SHORT PROBLEM
Each line that holds the string "java" counts once; say how many such lines there are and add nothing.

MATERIAL FOR THIS TASK
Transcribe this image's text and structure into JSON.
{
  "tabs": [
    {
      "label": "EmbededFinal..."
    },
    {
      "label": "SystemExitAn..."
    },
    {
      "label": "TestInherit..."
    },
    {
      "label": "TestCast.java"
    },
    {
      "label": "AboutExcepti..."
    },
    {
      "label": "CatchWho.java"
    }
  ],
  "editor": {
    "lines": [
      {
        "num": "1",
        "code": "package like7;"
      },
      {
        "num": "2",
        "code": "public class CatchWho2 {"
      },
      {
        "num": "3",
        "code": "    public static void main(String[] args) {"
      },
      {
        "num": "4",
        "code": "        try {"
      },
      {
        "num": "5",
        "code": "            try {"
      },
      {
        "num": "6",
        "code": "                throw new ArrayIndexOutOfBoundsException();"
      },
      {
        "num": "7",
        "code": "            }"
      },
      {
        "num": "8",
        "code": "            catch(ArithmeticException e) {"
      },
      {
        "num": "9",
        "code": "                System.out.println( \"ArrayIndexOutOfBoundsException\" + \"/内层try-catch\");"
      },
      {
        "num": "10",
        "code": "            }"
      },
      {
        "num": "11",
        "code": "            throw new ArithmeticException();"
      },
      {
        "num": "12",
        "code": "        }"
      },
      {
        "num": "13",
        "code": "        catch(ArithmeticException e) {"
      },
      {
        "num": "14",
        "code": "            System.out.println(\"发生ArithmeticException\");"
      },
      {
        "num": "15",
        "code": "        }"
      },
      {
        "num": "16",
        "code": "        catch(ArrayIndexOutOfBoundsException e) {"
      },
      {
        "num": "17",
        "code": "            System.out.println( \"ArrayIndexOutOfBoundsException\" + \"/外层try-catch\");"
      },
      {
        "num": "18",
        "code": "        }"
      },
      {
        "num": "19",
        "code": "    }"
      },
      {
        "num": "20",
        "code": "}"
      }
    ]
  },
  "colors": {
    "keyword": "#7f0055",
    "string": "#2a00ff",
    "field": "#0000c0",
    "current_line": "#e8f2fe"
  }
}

RESULT OF THE TASK
2